** DIRECTIONS FOR THIS TASK **
Identify every line in the records below that contains the word "name", and copy each of those lines.

** RECORDED INFORMATION **
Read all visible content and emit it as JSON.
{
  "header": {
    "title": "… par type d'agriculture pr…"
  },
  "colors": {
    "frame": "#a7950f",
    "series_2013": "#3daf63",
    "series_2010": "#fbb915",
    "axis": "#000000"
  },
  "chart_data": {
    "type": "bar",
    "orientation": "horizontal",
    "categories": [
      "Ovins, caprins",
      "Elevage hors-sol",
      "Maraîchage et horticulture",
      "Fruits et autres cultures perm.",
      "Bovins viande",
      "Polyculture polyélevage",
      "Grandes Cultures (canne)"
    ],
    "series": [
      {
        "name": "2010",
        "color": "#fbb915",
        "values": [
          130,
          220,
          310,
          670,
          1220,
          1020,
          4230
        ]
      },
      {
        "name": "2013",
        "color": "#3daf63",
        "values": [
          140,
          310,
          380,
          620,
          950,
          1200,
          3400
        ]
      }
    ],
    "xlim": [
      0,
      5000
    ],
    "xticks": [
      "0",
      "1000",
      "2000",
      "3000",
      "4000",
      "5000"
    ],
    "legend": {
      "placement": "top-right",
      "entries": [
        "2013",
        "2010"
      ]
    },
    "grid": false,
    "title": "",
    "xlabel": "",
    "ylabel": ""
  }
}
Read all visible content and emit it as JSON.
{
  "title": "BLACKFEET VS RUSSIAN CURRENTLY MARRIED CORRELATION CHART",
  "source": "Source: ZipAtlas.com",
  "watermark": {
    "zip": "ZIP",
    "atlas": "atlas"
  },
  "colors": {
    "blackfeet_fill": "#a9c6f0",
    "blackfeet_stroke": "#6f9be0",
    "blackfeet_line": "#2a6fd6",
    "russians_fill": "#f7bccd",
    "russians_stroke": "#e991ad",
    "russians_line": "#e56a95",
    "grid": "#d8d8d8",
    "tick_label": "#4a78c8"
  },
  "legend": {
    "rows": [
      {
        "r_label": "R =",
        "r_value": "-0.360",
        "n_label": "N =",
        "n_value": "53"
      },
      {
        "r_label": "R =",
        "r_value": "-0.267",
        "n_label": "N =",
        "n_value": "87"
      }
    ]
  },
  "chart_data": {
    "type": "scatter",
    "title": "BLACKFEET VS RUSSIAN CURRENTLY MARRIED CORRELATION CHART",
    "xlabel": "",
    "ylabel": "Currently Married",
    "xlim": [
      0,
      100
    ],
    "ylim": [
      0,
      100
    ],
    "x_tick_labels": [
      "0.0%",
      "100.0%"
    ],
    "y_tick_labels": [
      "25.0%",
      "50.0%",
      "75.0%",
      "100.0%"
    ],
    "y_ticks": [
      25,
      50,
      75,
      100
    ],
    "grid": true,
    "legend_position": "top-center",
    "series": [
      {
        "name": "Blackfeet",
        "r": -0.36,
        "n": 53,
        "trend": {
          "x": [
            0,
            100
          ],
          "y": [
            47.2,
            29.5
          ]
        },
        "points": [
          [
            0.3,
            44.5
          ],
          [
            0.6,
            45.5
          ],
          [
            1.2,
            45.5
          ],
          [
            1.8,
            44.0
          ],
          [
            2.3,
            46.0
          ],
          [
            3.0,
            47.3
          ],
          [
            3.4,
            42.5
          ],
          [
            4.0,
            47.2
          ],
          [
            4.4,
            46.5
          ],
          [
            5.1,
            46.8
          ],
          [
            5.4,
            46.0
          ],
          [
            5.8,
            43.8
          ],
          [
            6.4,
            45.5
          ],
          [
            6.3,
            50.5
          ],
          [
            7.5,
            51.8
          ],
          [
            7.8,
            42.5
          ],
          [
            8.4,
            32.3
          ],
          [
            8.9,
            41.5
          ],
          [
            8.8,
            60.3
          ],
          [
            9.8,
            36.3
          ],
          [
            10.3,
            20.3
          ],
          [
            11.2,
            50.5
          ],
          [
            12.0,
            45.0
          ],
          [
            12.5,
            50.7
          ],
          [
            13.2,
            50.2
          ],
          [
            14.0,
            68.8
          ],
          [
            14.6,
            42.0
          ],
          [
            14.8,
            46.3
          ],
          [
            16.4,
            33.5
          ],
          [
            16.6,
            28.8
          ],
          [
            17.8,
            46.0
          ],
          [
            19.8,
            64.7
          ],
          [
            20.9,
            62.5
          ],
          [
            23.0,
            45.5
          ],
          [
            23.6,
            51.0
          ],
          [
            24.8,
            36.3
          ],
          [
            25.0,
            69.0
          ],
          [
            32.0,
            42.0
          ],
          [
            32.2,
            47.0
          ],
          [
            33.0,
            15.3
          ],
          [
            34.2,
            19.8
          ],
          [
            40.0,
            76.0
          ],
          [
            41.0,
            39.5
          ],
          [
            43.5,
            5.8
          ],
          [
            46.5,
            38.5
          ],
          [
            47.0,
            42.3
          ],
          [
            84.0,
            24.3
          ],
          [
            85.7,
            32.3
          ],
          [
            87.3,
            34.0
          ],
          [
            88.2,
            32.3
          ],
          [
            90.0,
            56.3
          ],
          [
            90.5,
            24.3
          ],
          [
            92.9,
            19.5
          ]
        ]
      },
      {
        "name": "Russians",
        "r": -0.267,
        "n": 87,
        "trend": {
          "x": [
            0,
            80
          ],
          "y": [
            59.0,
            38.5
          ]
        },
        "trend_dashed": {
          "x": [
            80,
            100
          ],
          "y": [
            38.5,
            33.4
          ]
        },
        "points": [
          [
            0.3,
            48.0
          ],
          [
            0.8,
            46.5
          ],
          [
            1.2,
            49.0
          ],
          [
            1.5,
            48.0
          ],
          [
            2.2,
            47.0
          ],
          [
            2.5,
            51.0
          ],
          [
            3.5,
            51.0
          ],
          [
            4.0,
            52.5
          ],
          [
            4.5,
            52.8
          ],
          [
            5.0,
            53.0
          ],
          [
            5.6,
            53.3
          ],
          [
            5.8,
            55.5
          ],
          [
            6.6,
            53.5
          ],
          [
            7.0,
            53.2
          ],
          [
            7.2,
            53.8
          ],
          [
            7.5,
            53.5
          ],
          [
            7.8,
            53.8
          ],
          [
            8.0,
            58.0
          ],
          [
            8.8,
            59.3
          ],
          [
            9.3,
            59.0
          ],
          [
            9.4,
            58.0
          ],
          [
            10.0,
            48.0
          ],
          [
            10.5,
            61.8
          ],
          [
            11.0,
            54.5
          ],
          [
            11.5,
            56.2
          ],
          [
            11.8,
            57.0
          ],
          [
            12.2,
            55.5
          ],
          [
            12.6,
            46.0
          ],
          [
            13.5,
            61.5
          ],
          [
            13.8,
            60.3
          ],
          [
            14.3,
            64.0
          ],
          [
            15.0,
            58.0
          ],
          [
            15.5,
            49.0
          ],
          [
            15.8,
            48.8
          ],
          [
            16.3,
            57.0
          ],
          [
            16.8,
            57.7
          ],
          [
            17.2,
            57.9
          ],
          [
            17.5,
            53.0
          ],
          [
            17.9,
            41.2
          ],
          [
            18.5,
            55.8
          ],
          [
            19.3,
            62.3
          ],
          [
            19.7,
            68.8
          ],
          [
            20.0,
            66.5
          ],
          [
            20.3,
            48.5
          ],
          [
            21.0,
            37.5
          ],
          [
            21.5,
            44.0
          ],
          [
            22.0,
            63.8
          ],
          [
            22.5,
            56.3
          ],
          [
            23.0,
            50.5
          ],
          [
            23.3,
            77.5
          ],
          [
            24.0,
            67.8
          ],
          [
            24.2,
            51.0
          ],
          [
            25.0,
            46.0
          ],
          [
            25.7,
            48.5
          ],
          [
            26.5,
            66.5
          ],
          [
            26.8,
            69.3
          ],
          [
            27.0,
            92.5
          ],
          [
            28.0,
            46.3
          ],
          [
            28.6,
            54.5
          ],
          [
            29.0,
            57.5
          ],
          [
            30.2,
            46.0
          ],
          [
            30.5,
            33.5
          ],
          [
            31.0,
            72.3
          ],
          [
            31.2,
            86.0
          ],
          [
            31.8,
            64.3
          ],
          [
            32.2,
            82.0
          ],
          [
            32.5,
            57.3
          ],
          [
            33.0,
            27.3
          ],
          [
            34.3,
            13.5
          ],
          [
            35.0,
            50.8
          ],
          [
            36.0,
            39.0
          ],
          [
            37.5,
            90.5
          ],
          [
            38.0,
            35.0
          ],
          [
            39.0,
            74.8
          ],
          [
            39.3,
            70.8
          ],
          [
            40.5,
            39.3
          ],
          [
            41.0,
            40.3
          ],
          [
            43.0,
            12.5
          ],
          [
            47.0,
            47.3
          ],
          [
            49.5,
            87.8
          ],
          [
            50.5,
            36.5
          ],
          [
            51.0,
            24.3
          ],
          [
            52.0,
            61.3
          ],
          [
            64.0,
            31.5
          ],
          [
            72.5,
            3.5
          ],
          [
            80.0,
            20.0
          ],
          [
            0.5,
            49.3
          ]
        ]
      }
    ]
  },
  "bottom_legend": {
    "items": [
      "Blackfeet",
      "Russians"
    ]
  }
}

** PROBLEM SOLUTION **
        "name": "2010",
        "name": "2013",
        "name": "Blackfeet",
        "name": "Russians",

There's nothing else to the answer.